Your task =
Spot every line with the word "ordinary" and return it.

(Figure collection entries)

· · · · ·

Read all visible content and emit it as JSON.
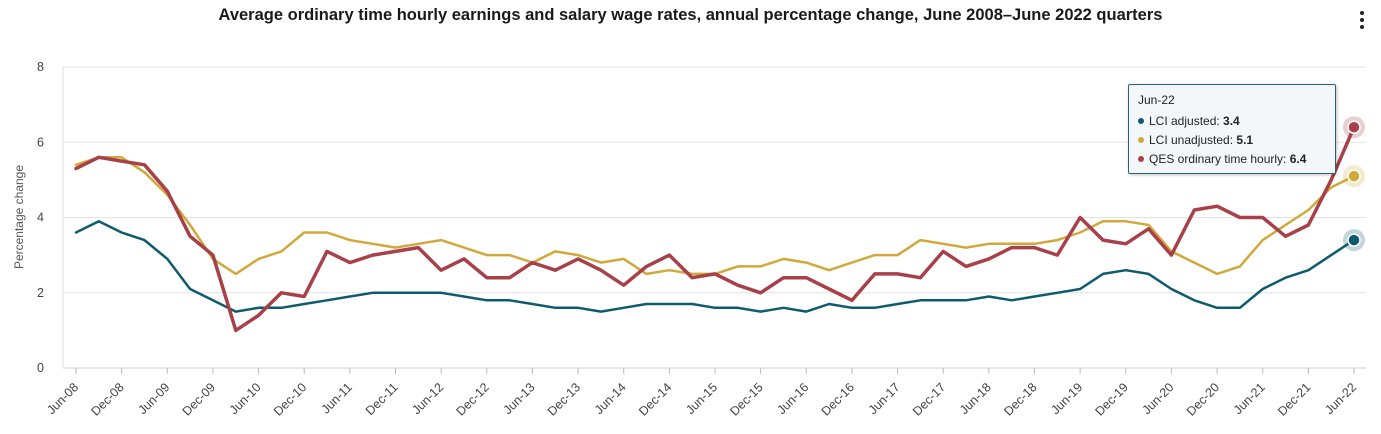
{
  "chart_data": {
    "type": "line",
    "title": "Average ordinary time hourly earnings and salary wage rates, annual percentage change, June 2008–June 2022 quarters",
    "xlabel": "",
    "ylabel": "Percentage change",
    "ylim": [
      0,
      8
    ],
    "yticks": [
      0,
      2,
      4,
      6,
      8
    ],
    "grid": true,
    "categories": [
      "Jun-08",
      "Sep-08",
      "Dec-08",
      "Mar-09",
      "Jun-09",
      "Sep-09",
      "Dec-09",
      "Mar-10",
      "Jun-10",
      "Sep-10",
      "Dec-10",
      "Mar-11",
      "Jun-11",
      "Sep-11",
      "Dec-11",
      "Mar-12",
      "Jun-12",
      "Sep-12",
      "Dec-12",
      "Mar-13",
      "Jun-13",
      "Sep-13",
      "Dec-13",
      "Mar-14",
      "Jun-14",
      "Sep-14",
      "Dec-14",
      "Mar-15",
      "Jun-15",
      "Sep-15",
      "Dec-15",
      "Mar-16",
      "Jun-16",
      "Sep-16",
      "Dec-16",
      "Mar-17",
      "Jun-17",
      "Sep-17",
      "Dec-17",
      "Mar-18",
      "Jun-18",
      "Sep-18",
      "Dec-18",
      "Mar-19",
      "Jun-19",
      "Sep-19",
      "Dec-19",
      "Mar-20",
      "Jun-20",
      "Sep-20",
      "Dec-20",
      "Mar-21",
      "Jun-21",
      "Sep-21",
      "Dec-21",
      "Mar-22",
      "Jun-22"
    ],
    "xtick_labels": [
      "Jun-08",
      "Dec-08",
      "Jun-09",
      "Dec-09",
      "Jun-10",
      "Dec-10",
      "Jun-11",
      "Dec-11",
      "Jun-12",
      "Dec-12",
      "Jun-13",
      "Dec-13",
      "Jun-14",
      "Dec-14",
      "Jun-15",
      "Dec-15",
      "Jun-16",
      "Dec-16",
      "Jun-17",
      "Dec-17",
      "Jun-18",
      "Dec-18",
      "Jun-19",
      "Dec-19",
      "Jun-20",
      "Dec-20",
      "Jun-21",
      "Dec-21",
      "Jun-22"
    ],
    "series": [
      {
        "name": "LCI adjusted",
        "color": "#0f5b6e",
        "values": [
          3.6,
          3.9,
          3.6,
          3.4,
          2.9,
          2.1,
          1.8,
          1.5,
          1.6,
          1.6,
          1.7,
          1.8,
          1.9,
          2.0,
          2.0,
          2.0,
          2.0,
          1.9,
          1.8,
          1.8,
          1.7,
          1.6,
          1.6,
          1.5,
          1.6,
          1.7,
          1.7,
          1.7,
          1.6,
          1.6,
          1.5,
          1.6,
          1.5,
          1.7,
          1.6,
          1.6,
          1.7,
          1.8,
          1.8,
          1.8,
          1.9,
          1.8,
          1.9,
          2.0,
          2.1,
          2.5,
          2.6,
          2.5,
          2.1,
          1.8,
          1.6,
          1.6,
          2.1,
          2.4,
          2.6,
          3.0,
          3.4
        ]
      },
      {
        "name": "LCI unadjusted",
        "color": "#d0a93a",
        "values": [
          5.4,
          5.6,
          5.6,
          5.2,
          4.6,
          3.8,
          2.9,
          2.5,
          2.9,
          3.1,
          3.6,
          3.6,
          3.4,
          3.3,
          3.2,
          3.3,
          3.4,
          3.2,
          3.0,
          3.0,
          2.8,
          3.1,
          3.0,
          2.8,
          2.9,
          2.5,
          2.6,
          2.5,
          2.5,
          2.7,
          2.7,
          2.9,
          2.8,
          2.6,
          2.8,
          3.0,
          3.0,
          3.4,
          3.3,
          3.2,
          3.3,
          3.3,
          3.3,
          3.4,
          3.6,
          3.9,
          3.9,
          3.8,
          3.1,
          2.8,
          2.5,
          2.7,
          3.4,
          3.8,
          4.2,
          4.8,
          5.1
        ]
      },
      {
        "name": "QES ordinary time hourly",
        "color": "#a8404a",
        "values": [
          5.3,
          5.6,
          5.5,
          5.4,
          4.7,
          3.5,
          3.0,
          1.0,
          1.4,
          2.0,
          1.9,
          3.1,
          2.8,
          3.0,
          3.1,
          3.2,
          2.6,
          2.9,
          2.4,
          2.4,
          2.8,
          2.6,
          2.9,
          2.6,
          2.2,
          2.7,
          3.0,
          2.4,
          2.5,
          2.2,
          2.0,
          2.4,
          2.4,
          2.1,
          1.8,
          2.5,
          2.5,
          2.4,
          3.1,
          2.7,
          2.9,
          3.2,
          3.2,
          3.0,
          4.0,
          3.4,
          3.3,
          3.7,
          3.0,
          4.2,
          4.3,
          4.0,
          4.0,
          3.5,
          3.8,
          5.0,
          6.4
        ]
      }
    ],
    "tooltip": {
      "header": "Jun-22",
      "rows": [
        {
          "label": "LCI adjusted: ",
          "value": "3.4"
        },
        {
          "label": "LCI unadjusted: ",
          "value": "5.1"
        },
        {
          "label": "QES ordinary time hourly: ",
          "value": "6.4"
        }
      ]
    }
  },
  "menu": {
    "icon": "more-vertical-icon"
  }
}
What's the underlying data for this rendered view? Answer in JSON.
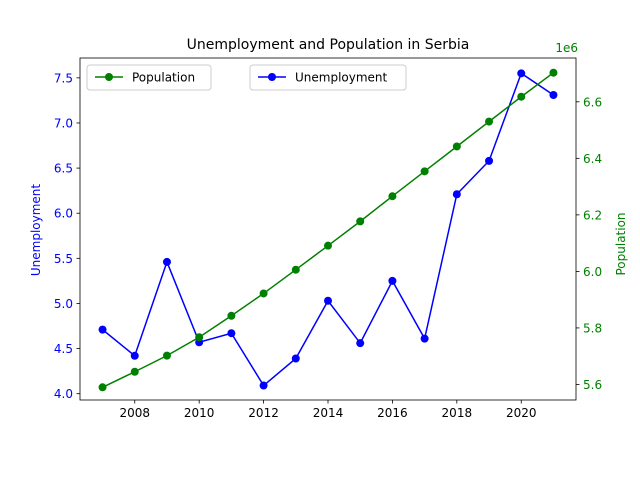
{
  "chart_data": {
    "type": "line",
    "title": "Unemployment and Population in Serbia",
    "xlabel": "",
    "x": [
      2007,
      2008,
      2009,
      2010,
      2011,
      2012,
      2013,
      2014,
      2015,
      2016,
      2017,
      2018,
      2019,
      2020,
      2021
    ],
    "xlim": [
      2006.3,
      2021.7
    ],
    "xticks": [
      "2008",
      "2010",
      "2012",
      "2014",
      "2016",
      "2018",
      "2020"
    ],
    "left_axis": {
      "label": "Unemployment",
      "color": "#0000ff",
      "ylim": [
        3.93,
        7.72
      ],
      "ticks": [
        "4.0",
        "4.5",
        "5.0",
        "5.5",
        "6.0",
        "6.5",
        "7.0",
        "7.5"
      ]
    },
    "right_axis": {
      "label": "Population",
      "color": "#008000",
      "offset_text": "1e6",
      "ylim": [
        5.545,
        6.755
      ],
      "ticks": [
        "5.6",
        "5.8",
        "6.0",
        "6.2",
        "6.4",
        "6.6"
      ]
    },
    "series": [
      {
        "name": "Unemployment",
        "axis": "left",
        "color": "#0000ff",
        "values": [
          4.71,
          4.42,
          5.46,
          4.57,
          4.67,
          4.09,
          4.39,
          5.03,
          4.56,
          5.25,
          4.61,
          6.21,
          6.58,
          7.55,
          7.31
        ]
      },
      {
        "name": "Population",
        "axis": "right",
        "color": "#008000",
        "values": [
          5.59,
          5.645,
          5.702,
          5.767,
          5.843,
          5.922,
          6.006,
          6.091,
          6.177,
          6.266,
          6.354,
          6.442,
          6.53,
          6.618,
          6.703
        ]
      }
    ],
    "legends": [
      {
        "placement": "upper-left",
        "entries": [
          "Population"
        ]
      },
      {
        "placement": "upper-center",
        "entries": [
          "Unemployment"
        ]
      }
    ],
    "grid": false
  }
}
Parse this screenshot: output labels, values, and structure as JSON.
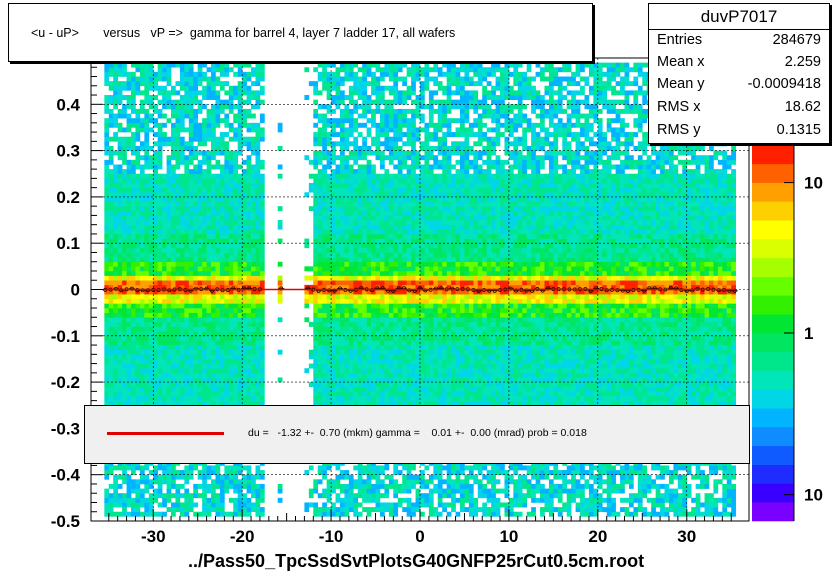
{
  "title": "<u - uP>       versus   vP =>  gamma for barrel 4, layer 7 ladder 17, all wafers",
  "stats": {
    "name": "duvP7017",
    "rows": [
      {
        "label": "Entries",
        "value": "284679"
      },
      {
        "label": "Mean x",
        "value": "2.259"
      },
      {
        "label": "Mean y",
        "value": "-0.0009418"
      },
      {
        "label": "RMS x",
        "value": "18.62"
      },
      {
        "label": "RMS y",
        "value": "0.1315"
      }
    ]
  },
  "fit": {
    "text": "du =   -1.32 +-  0.70 (mkm) gamma =    0.01 +-  0.00 (mrad) prob = 0.018",
    "line_color": "#e00000"
  },
  "file_label": "../Pass50_TpcSsdSvtPlotsG40GNFP25rCut0.5cm.root",
  "chart_data": {
    "type": "heatmap",
    "x_ticks": [
      -30,
      -20,
      -10,
      0,
      10,
      20,
      30
    ],
    "y_ticks": [
      -0.5,
      -0.4,
      -0.3,
      -0.2,
      -0.1,
      0,
      0.1,
      0.2,
      0.3,
      0.4
    ],
    "xlim": [
      -37,
      37
    ],
    "ylim": [
      -0.5,
      0.5
    ],
    "x_tick_labels": [
      "-30",
      "-20",
      "-10",
      "0",
      "10",
      "20",
      "30"
    ],
    "y_tick_labels": [
      "-0.5",
      "-0.4",
      "-0.3",
      "-0.2",
      "-0.1",
      "0",
      "0.1",
      "0.2",
      "0.3",
      "0.4"
    ],
    "colorbar_labels": [
      "10",
      "1",
      "10"
    ],
    "grid": true,
    "gap_ranges_x": [
      [
        -17.5,
        -16
      ],
      [
        -15.5,
        -13
      ]
    ],
    "data_range_x": [
      -35.5,
      35.5
    ],
    "band_center_y": -0.001,
    "profile_y": 0,
    "colors": [
      "#7a00ff",
      "#3a00ff",
      "#1f2cff",
      "#0f5bff",
      "#0f8cff",
      "#00b4ff",
      "#00d6e6",
      "#00e6b8",
      "#00e68c",
      "#00e660",
      "#00e633",
      "#33f000",
      "#66ff00",
      "#a6ff00",
      "#d9ff00",
      "#ffff00",
      "#ffd000",
      "#ffa000",
      "#ff6000",
      "#ff2000"
    ]
  }
}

· · · · ·

Written response =
    "title": "Average ordinary time hourly earnings and salary wage rates, annual percentage change, June 2008–June 2022 quarters",
        "name": "QES ordinary time hourly",
          "label": "QES ordinary time hourly: ",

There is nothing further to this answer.